**What is asked**
Transcribe the entries that follow exactly as they appear, minus pictures.

**Dataset**
-- Start --

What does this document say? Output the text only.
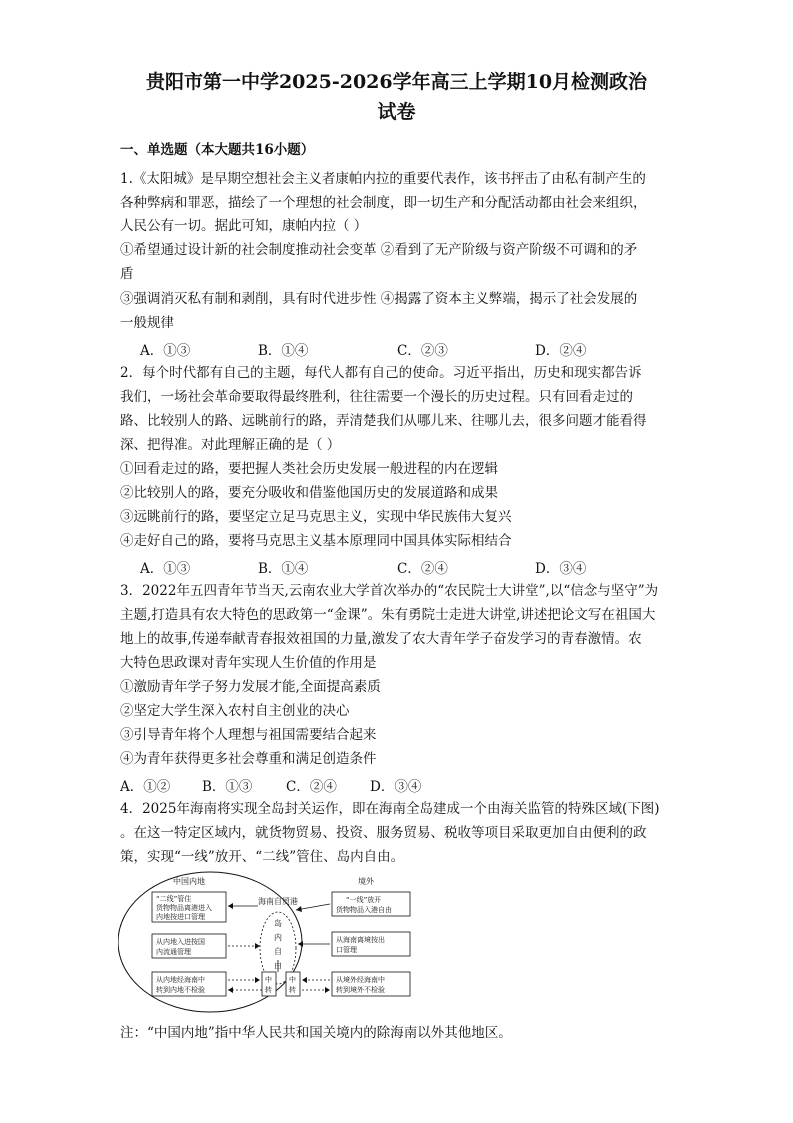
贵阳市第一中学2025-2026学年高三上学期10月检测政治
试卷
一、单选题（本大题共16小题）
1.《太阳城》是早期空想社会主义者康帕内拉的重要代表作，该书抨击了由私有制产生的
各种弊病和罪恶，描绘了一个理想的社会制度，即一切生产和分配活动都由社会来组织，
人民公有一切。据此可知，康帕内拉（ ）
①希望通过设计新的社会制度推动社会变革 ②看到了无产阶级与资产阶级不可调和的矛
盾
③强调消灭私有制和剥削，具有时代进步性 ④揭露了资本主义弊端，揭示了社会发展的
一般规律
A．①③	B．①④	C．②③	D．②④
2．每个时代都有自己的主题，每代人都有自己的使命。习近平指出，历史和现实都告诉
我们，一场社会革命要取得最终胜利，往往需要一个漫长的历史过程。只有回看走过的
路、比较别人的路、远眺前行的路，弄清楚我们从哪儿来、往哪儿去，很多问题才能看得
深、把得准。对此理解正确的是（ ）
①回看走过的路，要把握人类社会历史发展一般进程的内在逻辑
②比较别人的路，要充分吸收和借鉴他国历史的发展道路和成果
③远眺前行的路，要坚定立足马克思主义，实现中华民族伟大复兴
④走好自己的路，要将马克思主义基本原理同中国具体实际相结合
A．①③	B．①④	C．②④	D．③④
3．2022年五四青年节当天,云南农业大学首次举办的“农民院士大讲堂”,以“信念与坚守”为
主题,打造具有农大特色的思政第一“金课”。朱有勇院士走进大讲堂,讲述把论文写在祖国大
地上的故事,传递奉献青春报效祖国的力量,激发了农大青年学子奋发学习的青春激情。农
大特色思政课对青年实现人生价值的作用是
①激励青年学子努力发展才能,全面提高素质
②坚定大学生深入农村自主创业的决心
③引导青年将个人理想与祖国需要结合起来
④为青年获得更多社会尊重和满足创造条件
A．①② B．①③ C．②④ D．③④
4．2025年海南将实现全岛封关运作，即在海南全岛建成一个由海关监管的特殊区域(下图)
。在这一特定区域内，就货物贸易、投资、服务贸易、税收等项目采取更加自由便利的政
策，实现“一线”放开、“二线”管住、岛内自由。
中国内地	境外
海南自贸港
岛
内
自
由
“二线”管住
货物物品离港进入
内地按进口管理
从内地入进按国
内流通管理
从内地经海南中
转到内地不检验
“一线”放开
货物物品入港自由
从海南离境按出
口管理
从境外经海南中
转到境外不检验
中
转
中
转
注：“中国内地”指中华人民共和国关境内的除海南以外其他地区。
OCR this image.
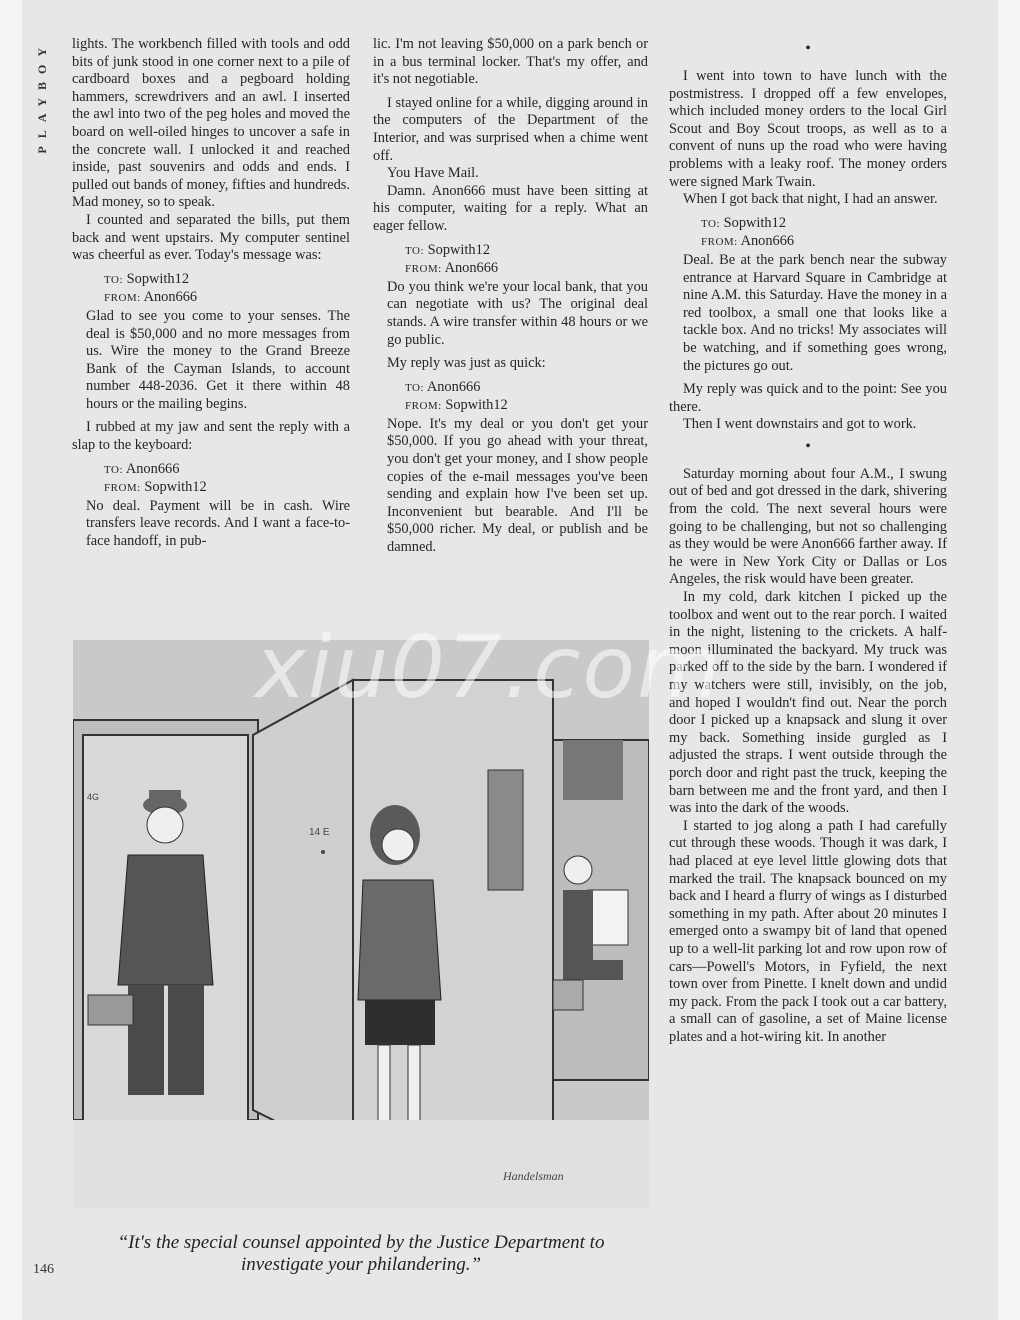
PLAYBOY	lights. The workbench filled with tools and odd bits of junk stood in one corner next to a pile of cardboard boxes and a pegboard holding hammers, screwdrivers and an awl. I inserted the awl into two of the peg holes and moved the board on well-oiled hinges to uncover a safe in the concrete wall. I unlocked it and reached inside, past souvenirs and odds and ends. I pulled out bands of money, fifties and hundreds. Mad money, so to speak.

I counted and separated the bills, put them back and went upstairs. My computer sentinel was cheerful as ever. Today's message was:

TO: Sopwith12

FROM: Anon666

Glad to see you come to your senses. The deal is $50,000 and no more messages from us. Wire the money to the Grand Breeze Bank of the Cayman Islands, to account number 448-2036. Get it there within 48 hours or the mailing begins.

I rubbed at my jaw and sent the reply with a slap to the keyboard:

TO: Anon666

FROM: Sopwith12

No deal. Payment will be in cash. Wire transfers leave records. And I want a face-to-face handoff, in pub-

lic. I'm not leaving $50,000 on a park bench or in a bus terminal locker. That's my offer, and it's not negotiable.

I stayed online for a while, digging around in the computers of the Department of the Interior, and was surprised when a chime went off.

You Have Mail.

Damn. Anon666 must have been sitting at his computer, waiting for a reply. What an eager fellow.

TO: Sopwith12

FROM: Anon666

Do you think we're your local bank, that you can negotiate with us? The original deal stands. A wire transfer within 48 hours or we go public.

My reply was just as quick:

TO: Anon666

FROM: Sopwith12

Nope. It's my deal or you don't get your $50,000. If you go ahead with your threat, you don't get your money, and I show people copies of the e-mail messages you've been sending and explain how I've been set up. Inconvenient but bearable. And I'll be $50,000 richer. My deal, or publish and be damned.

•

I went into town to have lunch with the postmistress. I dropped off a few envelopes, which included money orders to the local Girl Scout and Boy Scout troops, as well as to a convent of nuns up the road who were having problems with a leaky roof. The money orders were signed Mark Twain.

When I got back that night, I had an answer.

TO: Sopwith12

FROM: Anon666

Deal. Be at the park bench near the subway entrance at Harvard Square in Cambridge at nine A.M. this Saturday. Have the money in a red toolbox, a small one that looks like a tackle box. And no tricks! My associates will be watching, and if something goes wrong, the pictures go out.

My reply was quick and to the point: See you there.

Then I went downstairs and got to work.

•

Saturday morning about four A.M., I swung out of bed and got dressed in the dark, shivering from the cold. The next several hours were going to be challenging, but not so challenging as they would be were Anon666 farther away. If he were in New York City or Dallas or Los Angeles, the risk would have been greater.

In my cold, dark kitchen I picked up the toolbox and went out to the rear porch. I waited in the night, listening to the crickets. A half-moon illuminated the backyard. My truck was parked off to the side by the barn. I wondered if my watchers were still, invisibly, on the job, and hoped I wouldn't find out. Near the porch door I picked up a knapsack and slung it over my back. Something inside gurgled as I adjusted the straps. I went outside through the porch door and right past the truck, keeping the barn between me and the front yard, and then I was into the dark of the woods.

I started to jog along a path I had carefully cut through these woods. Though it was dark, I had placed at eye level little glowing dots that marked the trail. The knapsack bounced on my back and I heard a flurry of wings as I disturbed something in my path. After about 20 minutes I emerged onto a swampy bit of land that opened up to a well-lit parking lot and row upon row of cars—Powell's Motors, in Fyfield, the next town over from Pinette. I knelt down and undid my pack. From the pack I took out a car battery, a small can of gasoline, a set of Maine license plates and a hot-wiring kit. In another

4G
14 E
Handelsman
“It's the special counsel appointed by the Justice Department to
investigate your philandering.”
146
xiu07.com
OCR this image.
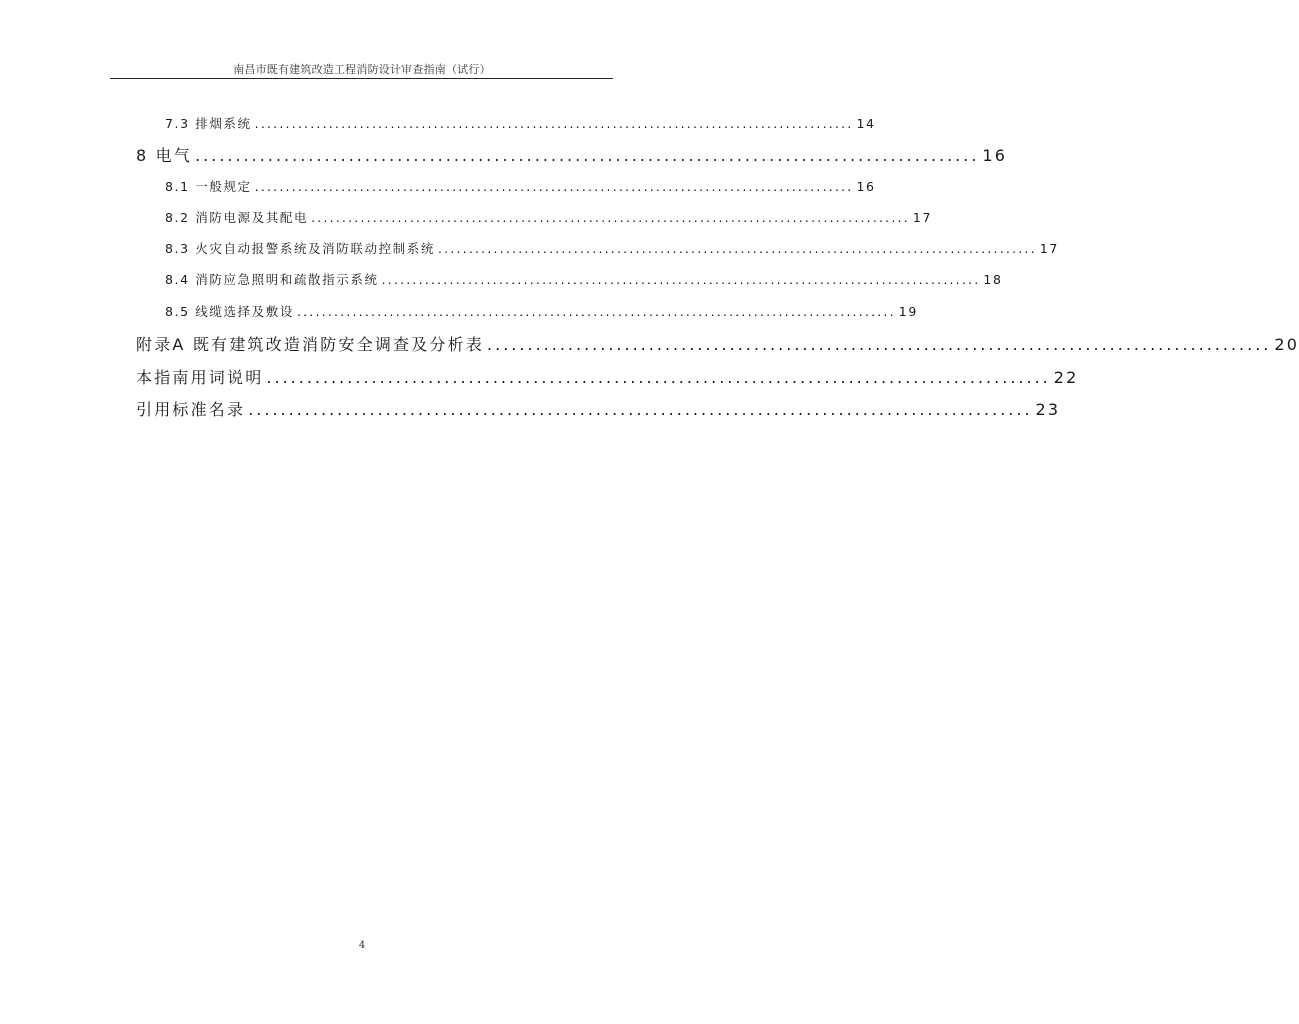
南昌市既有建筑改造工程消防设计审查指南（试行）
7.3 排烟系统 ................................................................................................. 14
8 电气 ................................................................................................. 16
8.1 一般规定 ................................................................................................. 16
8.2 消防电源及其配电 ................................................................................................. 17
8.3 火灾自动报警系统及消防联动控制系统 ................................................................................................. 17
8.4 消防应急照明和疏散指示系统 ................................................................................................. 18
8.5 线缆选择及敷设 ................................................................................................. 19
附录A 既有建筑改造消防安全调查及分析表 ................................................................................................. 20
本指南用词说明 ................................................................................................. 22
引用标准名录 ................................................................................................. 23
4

-- End --

**Written solution**
What does this document say? Output the text only.
贵阳市第一中学2025-2026学年高三上学期10月检测政治
试卷
一、单选题（本大题共16小题）
1.《太阳城》是早期空想社会主义者康帕内拉的重要代表作，该书抨击了由私有制产生的
各种弊病和罪恶，描绘了一个理想的社会制度，即一切生产和分配活动都由社会来组织，
人民公有一切。据此可知，康帕内拉（ ）
①希望通过设计新的社会制度推动社会变革 ②看到了无产阶级与资产阶级不可调和的矛
盾
③强调消灭私有制和剥削，具有时代进步性 ④揭露了资本主义弊端，揭示了社会发展的
一般规律
A．①③	B．①④	C．②③	D．②④
2．每个时代都有自己的主题，每代人都有自己的使命。习近平指出，历史和现实都告诉
我们，一场社会革命要取得最终胜利，往往需要一个漫长的历史过程。只有回看走过的
路、比较别人的路、远眺前行的路，弄清楚我们从哪儿来、往哪儿去，很多问题才能看得
深、把得准。对此理解正确的是（ ）
①回看走过的路，要把握人类社会历史发展一般进程的内在逻辑
②比较别人的路，要充分吸收和借鉴他国历史的发展道路和成果
③远眺前行的路，要坚定立足马克思主义，实现中华民族伟大复兴
④走好自己的路，要将马克思主义基本原理同中国具体实际相结合
A．①③	B．①④	C．②④	D．③④
3．2022年五四青年节当天,云南农业大学首次举办的“农民院士大讲堂”,以“信念与坚守”为
主题,打造具有农大特色的思政第一“金课”。朱有勇院士走进大讲堂,讲述把论文写在祖国大
地上的故事,传递奉献青春报效祖国的力量,激发了农大青年学子奋发学习的青春激情。农
大特色思政课对青年实现人生价值的作用是
①激励青年学子努力发展才能,全面提高素质
②坚定大学生深入农村自主创业的决心
③引导青年将个人理想与祖国需要结合起来
④为青年获得更多社会尊重和满足创造条件
A．①② B．①③ C．②④ D．③④
4．2025年海南将实现全岛封关运作，即在海南全岛建成一个由海关监管的特殊区域(下图)
。在这一特定区域内，就货物贸易、投资、服务贸易、税收等项目采取更加自由便利的政
策，实现“一线”放开、“二线”管住、岛内自由。
中国内地	境外
海南自贸港
岛
内
自
由
“二线”管住
货物物品离港进入
内地按进口管理
从内地入进按国
内流通管理
从内地经海南中
转到内地不检验
“一线”放开
货物物品入港自由
从海南离境按出
口管理
从境外经海南中
转到境外不检验
中
转
中
转
注：“中国内地”指中华人民共和国关境内的除海南以外其他地区。
OCR this image.
PLAYBOY	lights. The workbench filled with tools and odd bits of junk stood in one corner next to a pile of cardboard boxes and a pegboard holding hammers, screwdrivers and an awl. I inserted the awl into two of the peg holes and moved the board on well-oiled hinges to uncover a safe in the concrete wall. I unlocked it and reached inside, past souvenirs and odds and ends. I pulled out bands of money, fifties and hundreds. Mad money, so to speak.

I counted and separated the bills, put them back and went upstairs. My computer sentinel was cheerful as ever. Today's message was:

TO: Sopwith12

FROM: Anon666

Glad to see you come to your senses. The deal is $50,000 and no more messages from us. Wire the money to the Grand Breeze Bank of the Cayman Islands, to account number 448-2036. Get it there within 48 hours or the mailing begins.

I rubbed at my jaw and sent the reply with a slap to the keyboard:

TO: Anon666

FROM: Sopwith12

No deal. Payment will be in cash. Wire transfers leave records. And I want a face-to-face handoff, in pub-

lic. I'm not leaving $50,000 on a park bench or in a bus terminal locker. That's my offer, and it's not negotiable.

I stayed online for a while, digging around in the computers of the Department of the Interior, and was surprised when a chime went off.

You Have Mail.

Damn. Anon666 must have been sitting at his computer, waiting for a reply. What an eager fellow.

TO: Sopwith12

FROM: Anon666

Do you think we're your local bank, that you can negotiate with us? The original deal stands. A wire transfer within 48 hours or we go public.

My reply was just as quick:

TO: Anon666

FROM: Sopwith12

Nope. It's my deal or you don't get your $50,000. If you go ahead with your threat, you don't get your money, and I show people copies of the e-mail messages you've been sending and explain how I've been set up. Inconvenient but bearable. And I'll be $50,000 richer. My deal, or publish and be damned.

•

I went into town to have lunch with the postmistress. I dropped off a few envelopes, which included money orders to the local Girl Scout and Boy Scout troops, as well as to a convent of nuns up the road who were having problems with a leaky roof. The money orders were signed Mark Twain.

When I got back that night, I had an answer.

TO: Sopwith12

FROM: Anon666

Deal. Be at the park bench near the subway entrance at Harvard Square in Cambridge at nine A.M. this Saturday. Have the money in a red toolbox, a small one that looks like a tackle box. And no tricks! My associates will be watching, and if something goes wrong, the pictures go out.

My reply was quick and to the point: See you there.

Then I went downstairs and got to work.

•

Saturday morning about four A.M., I swung out of bed and got dressed in the dark, shivering from the cold. The next several hours were going to be challenging, but not so challenging as they would be were Anon666 farther away. If he were in New York City or Dallas or Los Angeles, the risk would have been greater.

In my cold, dark kitchen I picked up the toolbox and went out to the rear porch. I waited in the night, listening to the crickets. A half-moon illuminated the backyard. My truck was parked off to the side by the barn. I wondered if my watchers were still, invisibly, on the job, and hoped I wouldn't find out. Near the porch door I picked up a knapsack and slung it over my back. Something inside gurgled as I adjusted the straps. I went outside through the porch door and right past the truck, keeping the barn between me and the front yard, and then I was into the dark of the woods.

I started to jog along a path I had carefully cut through these woods. Though it was dark, I had placed at eye level little glowing dots that marked the trail. The knapsack bounced on my back and I heard a flurry of wings as I disturbed something in my path. After about 20 minutes I emerged onto a swampy bit of land that opened up to a well-lit parking lot and row upon row of cars—Powell's Motors, in Fyfield, the next town over from Pinette. I knelt down and undid my pack. From the pack I took out a car battery, a small can of gasoline, a set of Maine license plates and a hot-wiring kit. In another

4G
14 E
Handelsman
“It's the special counsel appointed by the Justice Department to
investigate your philandering.”
146
xiu07.com
OCR this image.
南昌市既有建筑改造工程消防设计审查指南（试行）
7.3 排烟系统 ................................................................................................. 14
8 电气 ................................................................................................. 16
8.1 一般规定 ................................................................................................. 16
8.2 消防电源及其配电 ................................................................................................. 17
8.3 火灾自动报警系统及消防联动控制系统 ................................................................................................. 17
8.4 消防应急照明和疏散指示系统 ................................................................................................. 18
8.5 线缆选择及敷设 ................................................................................................. 19
附录A 既有建筑改造消防安全调查及分析表 ................................................................................................. 20
本指南用词说明 ................................................................................................. 22
引用标准名录 ................................................................................................. 23
4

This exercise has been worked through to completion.